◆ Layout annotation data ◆
::::::

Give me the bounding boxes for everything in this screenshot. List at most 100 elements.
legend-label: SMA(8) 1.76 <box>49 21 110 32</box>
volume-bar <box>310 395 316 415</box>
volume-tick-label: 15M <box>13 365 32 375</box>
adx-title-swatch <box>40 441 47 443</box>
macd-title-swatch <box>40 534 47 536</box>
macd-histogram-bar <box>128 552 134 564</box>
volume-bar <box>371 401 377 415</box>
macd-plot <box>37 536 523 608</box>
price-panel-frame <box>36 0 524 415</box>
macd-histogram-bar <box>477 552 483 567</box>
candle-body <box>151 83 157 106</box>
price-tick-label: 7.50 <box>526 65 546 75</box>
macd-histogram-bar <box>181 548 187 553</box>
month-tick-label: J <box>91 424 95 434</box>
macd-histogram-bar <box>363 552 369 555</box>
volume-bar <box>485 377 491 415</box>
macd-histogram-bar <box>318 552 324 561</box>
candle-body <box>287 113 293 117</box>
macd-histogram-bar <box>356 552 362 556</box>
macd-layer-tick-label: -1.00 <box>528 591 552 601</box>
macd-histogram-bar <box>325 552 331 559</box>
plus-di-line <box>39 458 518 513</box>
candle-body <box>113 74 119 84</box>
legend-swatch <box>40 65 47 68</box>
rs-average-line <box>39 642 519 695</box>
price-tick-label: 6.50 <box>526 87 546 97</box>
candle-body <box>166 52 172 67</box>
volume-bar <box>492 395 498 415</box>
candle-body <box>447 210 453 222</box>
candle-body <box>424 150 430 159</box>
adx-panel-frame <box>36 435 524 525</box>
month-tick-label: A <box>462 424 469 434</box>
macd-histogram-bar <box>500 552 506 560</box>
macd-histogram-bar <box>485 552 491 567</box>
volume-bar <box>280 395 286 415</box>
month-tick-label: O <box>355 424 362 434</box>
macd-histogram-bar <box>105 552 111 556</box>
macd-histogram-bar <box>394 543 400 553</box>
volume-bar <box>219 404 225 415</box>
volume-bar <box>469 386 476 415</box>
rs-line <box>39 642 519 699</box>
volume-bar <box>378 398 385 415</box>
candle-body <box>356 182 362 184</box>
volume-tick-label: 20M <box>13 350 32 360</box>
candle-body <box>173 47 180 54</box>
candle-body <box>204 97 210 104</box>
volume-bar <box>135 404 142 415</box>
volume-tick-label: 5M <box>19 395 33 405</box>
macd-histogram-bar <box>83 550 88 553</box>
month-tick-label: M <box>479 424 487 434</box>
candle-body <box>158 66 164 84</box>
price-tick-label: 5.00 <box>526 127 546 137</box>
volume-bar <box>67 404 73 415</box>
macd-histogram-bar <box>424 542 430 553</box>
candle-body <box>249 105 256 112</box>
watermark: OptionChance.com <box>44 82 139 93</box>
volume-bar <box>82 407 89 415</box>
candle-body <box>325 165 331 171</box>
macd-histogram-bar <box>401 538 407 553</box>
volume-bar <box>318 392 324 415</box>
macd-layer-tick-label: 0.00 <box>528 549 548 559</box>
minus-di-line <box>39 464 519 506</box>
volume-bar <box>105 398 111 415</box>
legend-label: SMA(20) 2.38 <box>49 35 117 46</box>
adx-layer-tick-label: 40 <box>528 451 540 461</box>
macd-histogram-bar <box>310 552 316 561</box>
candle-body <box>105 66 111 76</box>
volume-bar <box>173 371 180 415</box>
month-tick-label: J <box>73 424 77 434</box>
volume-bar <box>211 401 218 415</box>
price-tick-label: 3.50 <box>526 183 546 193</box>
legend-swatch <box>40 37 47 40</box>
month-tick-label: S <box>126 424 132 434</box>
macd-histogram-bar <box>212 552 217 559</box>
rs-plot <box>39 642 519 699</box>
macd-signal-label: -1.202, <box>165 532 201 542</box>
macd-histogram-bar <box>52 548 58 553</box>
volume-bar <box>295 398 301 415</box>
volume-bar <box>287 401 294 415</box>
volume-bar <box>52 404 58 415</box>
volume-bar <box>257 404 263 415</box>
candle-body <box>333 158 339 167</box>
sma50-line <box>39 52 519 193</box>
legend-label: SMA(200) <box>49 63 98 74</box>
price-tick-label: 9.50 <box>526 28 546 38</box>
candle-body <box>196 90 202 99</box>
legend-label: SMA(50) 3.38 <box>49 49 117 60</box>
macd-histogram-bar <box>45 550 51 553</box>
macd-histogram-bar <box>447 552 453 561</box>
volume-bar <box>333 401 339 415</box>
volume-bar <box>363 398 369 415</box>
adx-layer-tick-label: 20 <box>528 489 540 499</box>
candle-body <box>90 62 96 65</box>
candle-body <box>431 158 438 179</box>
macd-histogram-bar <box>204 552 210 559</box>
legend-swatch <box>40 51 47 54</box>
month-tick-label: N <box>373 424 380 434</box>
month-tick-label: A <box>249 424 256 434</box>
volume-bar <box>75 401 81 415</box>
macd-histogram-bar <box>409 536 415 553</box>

::::::

◆ Job ◆
Copy out every line of the material above without any changes.

◆ Answer to the exercise ◆
Give me the bounding boxes for everything in this screenshot. List at most 100 elements.
legend-label: SMA(8) 1.76 <box>49 21 110 32</box>
volume-bar <box>310 395 316 415</box>
volume-tick-label: 15M <box>13 365 32 375</box>
adx-title-swatch <box>40 441 47 443</box>
macd-title-swatch <box>40 534 47 536</box>
macd-histogram-bar <box>128 552 134 564</box>
volume-bar <box>371 401 377 415</box>
macd-plot <box>37 536 523 608</box>
price-panel-frame <box>36 0 524 415</box>
macd-histogram-bar <box>477 552 483 567</box>
candle-body <box>151 83 157 106</box>
price-tick-label: 7.50 <box>526 65 546 75</box>
macd-histogram-bar <box>181 548 187 553</box>
month-tick-label: J <box>91 424 95 434</box>
macd-histogram-bar <box>363 552 369 555</box>
volume-bar <box>485 377 491 415</box>
macd-histogram-bar <box>318 552 324 561</box>
candle-body <box>287 113 293 117</box>
macd-histogram-bar <box>356 552 362 556</box>
macd-layer-tick-label: -1.00 <box>528 591 552 601</box>
macd-histogram-bar <box>325 552 331 559</box>
plus-di-line <box>39 458 518 513</box>
candle-body <box>113 74 119 84</box>
legend-swatch <box>40 65 47 68</box>
rs-average-line <box>39 642 519 695</box>
price-tick-label: 6.50 <box>526 87 546 97</box>
candle-body <box>166 52 172 67</box>
volume-bar <box>492 395 498 415</box>
candle-body <box>447 210 453 222</box>
candle-body <box>424 150 430 159</box>
adx-panel-frame <box>36 435 524 525</box>
month-tick-label: A <box>462 424 469 434</box>
macd-histogram-bar <box>500 552 506 560</box>
macd-histogram-bar <box>485 552 491 567</box>
volume-bar <box>280 395 286 415</box>
month-tick-label: O <box>355 424 362 434</box>
macd-histogram-bar <box>105 552 111 556</box>
macd-histogram-bar <box>394 543 400 553</box>
volume-bar <box>219 404 225 415</box>
volume-bar <box>469 386 476 415</box>
rs-line <box>39 642 519 699</box>
volume-bar <box>378 398 385 415</box>
candle-body <box>356 182 362 184</box>
volume-tick-label: 20M <box>13 350 32 360</box>
candle-body <box>173 47 180 54</box>
candle-body <box>204 97 210 104</box>
volume-bar <box>135 404 142 415</box>
volume-tick-label: 5M <box>19 395 33 405</box>
macd-histogram-bar <box>83 550 88 553</box>
month-tick-label: M <box>479 424 487 434</box>
candle-body <box>158 66 164 84</box>
price-tick-label: 5.00 <box>526 127 546 137</box>
volume-bar <box>67 404 73 415</box>
macd-histogram-bar <box>424 542 430 553</box>
candle-body <box>249 105 256 112</box>
watermark: OptionChance.com <box>44 82 139 93</box>
volume-bar <box>82 407 89 415</box>
candle-body <box>325 165 331 171</box>
macd-histogram-bar <box>401 538 407 553</box>
volume-bar <box>318 392 324 415</box>
macd-layer-tick-label: 0.00 <box>528 549 548 559</box>
minus-di-line <box>39 464 519 506</box>
volume-bar <box>105 398 111 415</box>
legend-label: SMA(20) 2.38 <box>49 35 117 46</box>
adx-layer-tick-label: 40 <box>528 451 540 461</box>
macd-histogram-bar <box>310 552 316 561</box>
candle-body <box>105 66 111 76</box>
volume-bar <box>173 371 180 415</box>
month-tick-label: J <box>73 424 77 434</box>
volume-bar <box>211 401 218 415</box>
price-tick-label: 3.50 <box>526 183 546 193</box>
legend-swatch <box>40 37 47 40</box>
month-tick-label: S <box>126 424 132 434</box>
macd-histogram-bar <box>212 552 217 559</box>
rs-plot <box>39 642 519 699</box>
macd-signal-label: -1.202, <box>165 532 201 542</box>
macd-histogram-bar <box>52 548 58 553</box>
volume-bar <box>295 398 301 415</box>
volume-bar <box>287 401 294 415</box>
volume-bar <box>52 404 58 415</box>
volume-bar <box>257 404 263 415</box>
candle-body <box>333 158 339 167</box>
sma50-line <box>39 52 519 193</box>
legend-label: SMA(200) <box>49 63 98 74</box>
price-tick-label: 9.50 <box>526 28 546 38</box>
candle-body <box>196 90 202 99</box>
legend-label: SMA(50) 3.38 <box>49 49 117 60</box>
macd-histogram-bar <box>45 550 51 553</box>
macd-histogram-bar <box>447 552 453 561</box>
volume-bar <box>333 401 339 415</box>
volume-bar <box>363 398 369 415</box>
adx-layer-tick-label: 20 <box>528 489 540 499</box>
candle-body <box>90 62 96 65</box>
candle-body <box>431 158 438 179</box>
macd-histogram-bar <box>204 552 210 559</box>
legend-swatch <box>40 51 47 54</box>
month-tick-label: N <box>373 424 380 434</box>
month-tick-label: A <box>249 424 256 434</box>
volume-bar <box>75 401 81 415</box>
macd-histogram-bar <box>409 536 415 553</box>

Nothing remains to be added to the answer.